■ Short task
Quote every line as given.

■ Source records
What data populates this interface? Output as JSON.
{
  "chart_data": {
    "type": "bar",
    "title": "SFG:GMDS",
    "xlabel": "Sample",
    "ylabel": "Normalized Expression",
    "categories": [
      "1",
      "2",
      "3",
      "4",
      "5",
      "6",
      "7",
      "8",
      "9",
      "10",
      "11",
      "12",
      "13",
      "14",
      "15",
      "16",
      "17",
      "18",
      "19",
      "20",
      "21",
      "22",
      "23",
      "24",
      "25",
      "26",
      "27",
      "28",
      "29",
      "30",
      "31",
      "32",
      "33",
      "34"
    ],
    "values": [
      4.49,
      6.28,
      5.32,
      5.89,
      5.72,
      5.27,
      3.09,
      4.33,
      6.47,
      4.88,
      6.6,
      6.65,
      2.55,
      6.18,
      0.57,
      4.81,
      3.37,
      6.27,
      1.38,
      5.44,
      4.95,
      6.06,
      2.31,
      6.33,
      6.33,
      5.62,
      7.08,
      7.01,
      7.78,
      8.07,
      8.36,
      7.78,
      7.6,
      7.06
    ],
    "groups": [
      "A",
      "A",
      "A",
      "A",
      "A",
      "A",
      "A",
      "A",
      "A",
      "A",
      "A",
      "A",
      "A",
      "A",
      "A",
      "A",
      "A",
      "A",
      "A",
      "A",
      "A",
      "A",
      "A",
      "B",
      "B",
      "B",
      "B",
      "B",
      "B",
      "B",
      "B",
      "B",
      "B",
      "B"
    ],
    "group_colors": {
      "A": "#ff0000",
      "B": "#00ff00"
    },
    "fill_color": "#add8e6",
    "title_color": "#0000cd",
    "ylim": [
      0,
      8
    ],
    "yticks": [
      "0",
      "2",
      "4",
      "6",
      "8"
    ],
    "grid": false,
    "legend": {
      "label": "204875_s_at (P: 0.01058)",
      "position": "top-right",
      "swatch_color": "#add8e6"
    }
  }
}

■ Output below
What data populates this interface? Output as JSON.
{
  "chart_data": {
    "type": "bar",
    "title": "SFG:GMDS",
    "xlabel": "Sample",
    "ylabel": "Normalized Expression",
    "categories": [
      "1",
      "2",
      "3",
      "4",
      "5",
      "6",
      "7",
      "8",
      "9",
      "10",
      "11",
      "12",
      "13",
      "14",
      "15",
      "16",
      "17",
      "18",
      "19",
      "20",
      "21",
      "22",
      "23",
      "24",
      "25",
      "26",
      "27",
      "28",
      "29",
      "30",
      "31",
      "32",
      "33",
      "34"
    ],
    "values": [
      4.49,
      6.28,
      5.32,
      5.89,
      5.72,
      5.27,
      3.09,
      4.33,
      6.47,
      4.88,
      6.6,
      6.65,
      2.55,
      6.18,
      0.57,
      4.81,
      3.37,
      6.27,
      1.38,
      5.44,
      4.95,
      6.06,
      2.31,
      6.33,
      6.33,
      5.62,
      7.08,
      7.01,
      7.78,
      8.07,
      8.36,
      7.78,
      7.6,
      7.06
    ],
    "groups": [
      "A",
      "A",
      "A",
      "A",
      "A",
      "A",
      "A",
      "A",
      "A",
      "A",
      "A",
      "A",
      "A",
      "A",
      "A",
      "A",
      "A",
      "A",
      "A",
      "A",
      "A",
      "A",
      "A",
      "B",
      "B",
      "B",
      "B",
      "B",
      "B",
      "B",
      "B",
      "B",
      "B",
      "B"
    ],
    "group_colors": {
      "A": "#ff0000",
      "B": "#00ff00"
    },
    "fill_color": "#add8e6",
    "title_color": "#0000cd",
    "ylim": [
      0,
      8
    ],
    "yticks": [
      "0",
      "2",
      "4",
      "6",
      "8"
    ],
    "grid": false,
    "legend": {
      "label": "204875_s_at (P: 0.01058)",
      "position": "top-right",
      "swatch_color": "#add8e6"
    }
  }
}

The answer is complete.